═══ Material supplied

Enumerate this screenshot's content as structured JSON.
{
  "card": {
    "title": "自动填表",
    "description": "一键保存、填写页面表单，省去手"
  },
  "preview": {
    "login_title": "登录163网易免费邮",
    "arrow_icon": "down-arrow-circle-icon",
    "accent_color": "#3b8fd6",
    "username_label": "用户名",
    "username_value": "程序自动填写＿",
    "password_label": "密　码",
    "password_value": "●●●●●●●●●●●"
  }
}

══════

* Job *
Reproduce the whole listing word for word.

* Result of the exercise *
Enumerate this screenshot's content as structured JSON.
{
  "card": {
    "title": "自动填表",
    "description": "一键保存、填写页面表单，省去手"
  },
  "preview": {
    "login_title": "登录163网易免费邮",
    "arrow_icon": "down-arrow-circle-icon",
    "accent_color": "#3b8fd6",
    "username_label": "用户名",
    "username_value": "程序自动填写＿",
    "password_label": "密　码",
    "password_value": "●●●●●●●●●●●"
  }
}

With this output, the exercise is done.